- _Task prompt_:
Look through the records below, and copy out every line that holds the string "Voltage".

>> START Dataset extract

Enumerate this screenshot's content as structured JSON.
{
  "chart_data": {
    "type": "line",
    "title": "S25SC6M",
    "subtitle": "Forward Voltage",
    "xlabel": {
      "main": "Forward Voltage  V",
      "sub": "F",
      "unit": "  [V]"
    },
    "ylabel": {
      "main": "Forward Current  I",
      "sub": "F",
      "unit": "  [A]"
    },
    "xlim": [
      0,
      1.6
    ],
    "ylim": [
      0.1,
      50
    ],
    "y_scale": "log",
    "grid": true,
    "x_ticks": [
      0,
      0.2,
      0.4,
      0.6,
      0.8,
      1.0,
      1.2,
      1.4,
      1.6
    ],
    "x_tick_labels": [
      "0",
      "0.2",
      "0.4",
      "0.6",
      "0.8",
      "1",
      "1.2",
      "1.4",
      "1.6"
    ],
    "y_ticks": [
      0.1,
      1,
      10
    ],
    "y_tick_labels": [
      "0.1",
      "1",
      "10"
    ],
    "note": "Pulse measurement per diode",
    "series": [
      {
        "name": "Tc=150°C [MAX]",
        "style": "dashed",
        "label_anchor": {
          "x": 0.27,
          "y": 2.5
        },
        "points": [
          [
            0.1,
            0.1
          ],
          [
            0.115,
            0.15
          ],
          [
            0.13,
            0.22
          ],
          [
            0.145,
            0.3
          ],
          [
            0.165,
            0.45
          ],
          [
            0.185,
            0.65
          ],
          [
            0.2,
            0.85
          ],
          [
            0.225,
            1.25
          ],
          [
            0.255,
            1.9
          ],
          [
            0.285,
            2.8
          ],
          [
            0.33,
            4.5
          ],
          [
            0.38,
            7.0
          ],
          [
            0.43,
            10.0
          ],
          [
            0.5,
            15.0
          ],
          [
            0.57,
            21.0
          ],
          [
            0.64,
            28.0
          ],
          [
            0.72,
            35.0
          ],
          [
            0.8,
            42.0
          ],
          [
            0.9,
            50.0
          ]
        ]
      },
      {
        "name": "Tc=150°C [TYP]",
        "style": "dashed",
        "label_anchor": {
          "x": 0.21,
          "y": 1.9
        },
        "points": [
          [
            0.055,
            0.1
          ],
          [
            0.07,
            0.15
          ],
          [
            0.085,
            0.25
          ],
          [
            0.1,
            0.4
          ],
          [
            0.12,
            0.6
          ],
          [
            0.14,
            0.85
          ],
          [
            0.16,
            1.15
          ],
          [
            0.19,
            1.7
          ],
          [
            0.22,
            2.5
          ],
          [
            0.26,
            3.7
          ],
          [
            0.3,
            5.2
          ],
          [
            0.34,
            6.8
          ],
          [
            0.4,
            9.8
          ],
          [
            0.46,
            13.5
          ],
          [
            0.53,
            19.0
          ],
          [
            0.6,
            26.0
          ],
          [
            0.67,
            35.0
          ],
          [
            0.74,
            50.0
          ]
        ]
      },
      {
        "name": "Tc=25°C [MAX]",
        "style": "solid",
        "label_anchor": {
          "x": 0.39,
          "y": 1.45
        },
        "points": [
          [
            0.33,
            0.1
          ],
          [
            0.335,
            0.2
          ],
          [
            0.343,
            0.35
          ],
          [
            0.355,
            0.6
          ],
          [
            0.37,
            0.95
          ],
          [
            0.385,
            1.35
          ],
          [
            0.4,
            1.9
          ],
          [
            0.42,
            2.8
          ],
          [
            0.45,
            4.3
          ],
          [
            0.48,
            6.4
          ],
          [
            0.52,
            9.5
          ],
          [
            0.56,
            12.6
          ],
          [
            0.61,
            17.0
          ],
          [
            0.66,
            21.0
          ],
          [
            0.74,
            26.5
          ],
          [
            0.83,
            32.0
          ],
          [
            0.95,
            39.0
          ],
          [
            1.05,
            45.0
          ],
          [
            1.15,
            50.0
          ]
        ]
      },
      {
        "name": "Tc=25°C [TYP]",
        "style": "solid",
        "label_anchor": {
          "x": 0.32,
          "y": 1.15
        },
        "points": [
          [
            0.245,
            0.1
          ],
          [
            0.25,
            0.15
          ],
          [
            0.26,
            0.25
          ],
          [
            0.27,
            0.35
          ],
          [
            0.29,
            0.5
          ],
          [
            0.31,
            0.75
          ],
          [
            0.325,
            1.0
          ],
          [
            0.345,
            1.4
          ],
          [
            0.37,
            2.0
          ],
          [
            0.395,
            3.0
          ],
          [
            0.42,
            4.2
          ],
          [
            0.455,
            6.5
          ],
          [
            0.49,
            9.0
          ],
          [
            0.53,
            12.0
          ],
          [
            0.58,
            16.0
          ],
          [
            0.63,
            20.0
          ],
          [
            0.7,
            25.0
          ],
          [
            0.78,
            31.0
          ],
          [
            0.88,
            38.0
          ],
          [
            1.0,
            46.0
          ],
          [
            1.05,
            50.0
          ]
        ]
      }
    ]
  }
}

>> END Dataset extract

- _Output below_:
    "subtitle": "Forward Voltage",
      "main": "Forward Voltage  V",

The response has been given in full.